_Objective_
Work out how many lines in the data hold the word "dote", and reply with that number only.

_Rows_
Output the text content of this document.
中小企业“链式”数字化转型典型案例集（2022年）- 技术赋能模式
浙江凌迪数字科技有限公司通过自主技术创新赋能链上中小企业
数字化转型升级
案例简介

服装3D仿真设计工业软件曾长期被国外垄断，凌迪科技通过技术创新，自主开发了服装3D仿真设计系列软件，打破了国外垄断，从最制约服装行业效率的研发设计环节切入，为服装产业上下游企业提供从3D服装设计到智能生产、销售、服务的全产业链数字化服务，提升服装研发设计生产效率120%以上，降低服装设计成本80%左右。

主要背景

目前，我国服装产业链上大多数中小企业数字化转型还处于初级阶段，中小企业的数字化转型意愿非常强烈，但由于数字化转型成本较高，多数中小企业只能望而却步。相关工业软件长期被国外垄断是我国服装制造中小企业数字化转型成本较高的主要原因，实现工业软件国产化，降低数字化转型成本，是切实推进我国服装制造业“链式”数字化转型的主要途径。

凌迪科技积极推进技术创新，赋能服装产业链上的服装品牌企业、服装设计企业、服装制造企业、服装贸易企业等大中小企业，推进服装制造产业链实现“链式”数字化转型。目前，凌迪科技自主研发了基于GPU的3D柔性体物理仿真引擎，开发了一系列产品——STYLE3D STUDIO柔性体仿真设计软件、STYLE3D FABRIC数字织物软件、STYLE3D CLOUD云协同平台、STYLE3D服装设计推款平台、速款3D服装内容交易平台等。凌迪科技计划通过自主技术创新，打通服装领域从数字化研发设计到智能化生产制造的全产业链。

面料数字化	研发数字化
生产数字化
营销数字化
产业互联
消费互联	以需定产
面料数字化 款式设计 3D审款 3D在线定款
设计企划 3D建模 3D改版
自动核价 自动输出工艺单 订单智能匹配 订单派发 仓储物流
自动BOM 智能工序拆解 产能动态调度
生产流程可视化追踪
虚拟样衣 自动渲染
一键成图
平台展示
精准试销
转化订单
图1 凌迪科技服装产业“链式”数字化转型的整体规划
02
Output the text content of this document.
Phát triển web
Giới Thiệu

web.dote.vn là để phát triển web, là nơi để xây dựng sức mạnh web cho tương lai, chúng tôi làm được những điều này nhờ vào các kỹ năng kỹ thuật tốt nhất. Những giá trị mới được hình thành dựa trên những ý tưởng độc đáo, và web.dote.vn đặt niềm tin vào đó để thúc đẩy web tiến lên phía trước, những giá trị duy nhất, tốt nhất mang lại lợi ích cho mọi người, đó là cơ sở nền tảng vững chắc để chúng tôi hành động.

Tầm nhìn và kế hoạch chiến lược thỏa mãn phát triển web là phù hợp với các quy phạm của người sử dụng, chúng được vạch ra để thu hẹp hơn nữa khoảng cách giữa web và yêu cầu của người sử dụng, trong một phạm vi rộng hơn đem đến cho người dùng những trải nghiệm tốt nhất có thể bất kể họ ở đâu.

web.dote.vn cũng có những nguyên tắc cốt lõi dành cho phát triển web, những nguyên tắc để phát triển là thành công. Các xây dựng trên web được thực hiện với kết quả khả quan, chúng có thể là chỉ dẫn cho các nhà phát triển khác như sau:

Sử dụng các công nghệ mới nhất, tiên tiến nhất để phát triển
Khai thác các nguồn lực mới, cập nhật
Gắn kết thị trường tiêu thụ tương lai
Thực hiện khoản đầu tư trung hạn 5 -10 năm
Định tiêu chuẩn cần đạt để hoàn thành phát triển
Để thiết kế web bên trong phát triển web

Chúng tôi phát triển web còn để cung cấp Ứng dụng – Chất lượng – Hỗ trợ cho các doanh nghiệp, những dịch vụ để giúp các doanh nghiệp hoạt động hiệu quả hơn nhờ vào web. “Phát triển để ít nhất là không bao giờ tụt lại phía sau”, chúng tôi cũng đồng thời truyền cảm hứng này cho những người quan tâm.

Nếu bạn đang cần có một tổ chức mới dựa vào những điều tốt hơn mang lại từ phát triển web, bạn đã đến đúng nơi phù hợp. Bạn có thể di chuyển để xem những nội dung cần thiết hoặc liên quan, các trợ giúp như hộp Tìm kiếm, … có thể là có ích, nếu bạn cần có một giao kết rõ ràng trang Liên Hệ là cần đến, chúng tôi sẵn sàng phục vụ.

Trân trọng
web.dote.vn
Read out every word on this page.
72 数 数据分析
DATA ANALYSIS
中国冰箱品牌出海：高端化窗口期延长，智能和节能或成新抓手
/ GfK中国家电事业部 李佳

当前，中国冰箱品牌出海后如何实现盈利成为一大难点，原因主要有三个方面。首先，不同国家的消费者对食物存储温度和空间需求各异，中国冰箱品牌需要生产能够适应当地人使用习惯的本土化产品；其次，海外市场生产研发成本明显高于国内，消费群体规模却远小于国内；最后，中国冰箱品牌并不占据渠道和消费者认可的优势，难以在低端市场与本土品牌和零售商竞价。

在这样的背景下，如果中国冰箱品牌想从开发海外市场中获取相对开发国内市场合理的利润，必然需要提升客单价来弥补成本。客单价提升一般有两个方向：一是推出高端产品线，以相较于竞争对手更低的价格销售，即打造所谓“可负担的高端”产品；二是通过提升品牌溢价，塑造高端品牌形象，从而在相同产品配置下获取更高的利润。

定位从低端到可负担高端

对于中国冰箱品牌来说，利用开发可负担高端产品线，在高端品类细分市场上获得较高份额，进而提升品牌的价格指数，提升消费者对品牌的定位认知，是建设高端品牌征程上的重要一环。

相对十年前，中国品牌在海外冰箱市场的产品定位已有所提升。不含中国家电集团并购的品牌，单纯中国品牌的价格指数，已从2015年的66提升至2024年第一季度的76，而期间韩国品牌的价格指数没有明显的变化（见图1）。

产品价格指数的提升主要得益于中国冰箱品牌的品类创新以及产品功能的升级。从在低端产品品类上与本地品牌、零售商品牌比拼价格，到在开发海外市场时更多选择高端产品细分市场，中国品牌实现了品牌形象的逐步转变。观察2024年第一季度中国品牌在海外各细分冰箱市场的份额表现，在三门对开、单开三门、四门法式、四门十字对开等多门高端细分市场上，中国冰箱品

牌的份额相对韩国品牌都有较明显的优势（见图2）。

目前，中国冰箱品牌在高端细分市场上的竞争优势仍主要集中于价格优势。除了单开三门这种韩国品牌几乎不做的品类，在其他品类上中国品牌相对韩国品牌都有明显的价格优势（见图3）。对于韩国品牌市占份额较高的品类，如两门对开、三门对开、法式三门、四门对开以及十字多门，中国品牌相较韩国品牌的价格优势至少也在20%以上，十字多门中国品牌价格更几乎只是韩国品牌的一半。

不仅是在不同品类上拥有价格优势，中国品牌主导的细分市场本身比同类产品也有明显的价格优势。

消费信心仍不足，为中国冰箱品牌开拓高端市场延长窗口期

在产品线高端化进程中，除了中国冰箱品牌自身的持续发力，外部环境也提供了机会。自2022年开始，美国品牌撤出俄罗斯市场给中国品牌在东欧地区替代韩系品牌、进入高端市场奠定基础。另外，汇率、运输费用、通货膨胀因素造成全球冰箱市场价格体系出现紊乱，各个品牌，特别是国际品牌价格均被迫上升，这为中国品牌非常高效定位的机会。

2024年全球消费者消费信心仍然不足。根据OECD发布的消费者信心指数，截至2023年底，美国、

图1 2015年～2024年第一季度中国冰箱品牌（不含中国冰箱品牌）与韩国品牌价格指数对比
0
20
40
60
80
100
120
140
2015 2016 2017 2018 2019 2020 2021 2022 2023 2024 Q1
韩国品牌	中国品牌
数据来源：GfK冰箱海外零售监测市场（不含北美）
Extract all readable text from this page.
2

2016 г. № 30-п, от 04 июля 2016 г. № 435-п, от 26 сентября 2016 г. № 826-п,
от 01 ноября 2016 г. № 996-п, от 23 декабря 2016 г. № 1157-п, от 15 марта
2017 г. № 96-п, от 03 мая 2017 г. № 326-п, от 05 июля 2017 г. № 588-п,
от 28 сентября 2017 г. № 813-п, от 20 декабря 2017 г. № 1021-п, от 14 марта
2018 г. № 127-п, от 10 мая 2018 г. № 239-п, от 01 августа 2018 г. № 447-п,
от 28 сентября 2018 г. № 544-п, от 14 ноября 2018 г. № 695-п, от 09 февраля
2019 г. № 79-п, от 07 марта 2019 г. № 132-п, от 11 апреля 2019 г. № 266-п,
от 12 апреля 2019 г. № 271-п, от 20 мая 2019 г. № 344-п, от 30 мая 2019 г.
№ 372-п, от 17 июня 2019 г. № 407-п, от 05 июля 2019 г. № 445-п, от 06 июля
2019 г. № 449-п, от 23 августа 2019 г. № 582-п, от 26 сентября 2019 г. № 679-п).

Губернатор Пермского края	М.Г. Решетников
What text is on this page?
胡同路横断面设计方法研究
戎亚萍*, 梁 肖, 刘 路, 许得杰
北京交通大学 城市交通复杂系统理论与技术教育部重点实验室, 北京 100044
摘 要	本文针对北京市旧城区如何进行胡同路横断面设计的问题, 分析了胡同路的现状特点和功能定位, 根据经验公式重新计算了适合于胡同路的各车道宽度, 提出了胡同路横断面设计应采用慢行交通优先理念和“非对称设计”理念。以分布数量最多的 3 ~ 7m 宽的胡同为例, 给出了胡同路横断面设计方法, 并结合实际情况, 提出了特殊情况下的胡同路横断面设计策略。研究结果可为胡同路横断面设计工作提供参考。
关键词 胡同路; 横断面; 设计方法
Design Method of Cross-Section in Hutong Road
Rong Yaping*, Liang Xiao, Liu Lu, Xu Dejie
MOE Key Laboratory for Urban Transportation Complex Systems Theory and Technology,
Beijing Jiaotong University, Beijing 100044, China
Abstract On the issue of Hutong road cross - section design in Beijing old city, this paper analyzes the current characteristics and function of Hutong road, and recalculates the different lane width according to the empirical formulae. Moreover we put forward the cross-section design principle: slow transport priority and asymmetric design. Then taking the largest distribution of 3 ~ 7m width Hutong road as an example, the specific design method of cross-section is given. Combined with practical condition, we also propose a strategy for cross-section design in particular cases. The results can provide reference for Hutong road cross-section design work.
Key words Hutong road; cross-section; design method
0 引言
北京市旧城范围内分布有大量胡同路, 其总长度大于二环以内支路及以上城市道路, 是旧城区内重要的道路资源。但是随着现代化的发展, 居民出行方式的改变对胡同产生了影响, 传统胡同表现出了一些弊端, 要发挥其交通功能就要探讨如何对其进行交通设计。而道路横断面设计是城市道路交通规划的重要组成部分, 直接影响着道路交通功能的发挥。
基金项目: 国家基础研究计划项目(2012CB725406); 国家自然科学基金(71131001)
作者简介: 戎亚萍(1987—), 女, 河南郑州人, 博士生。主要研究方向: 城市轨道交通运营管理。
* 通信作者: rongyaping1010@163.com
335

_Final result_
3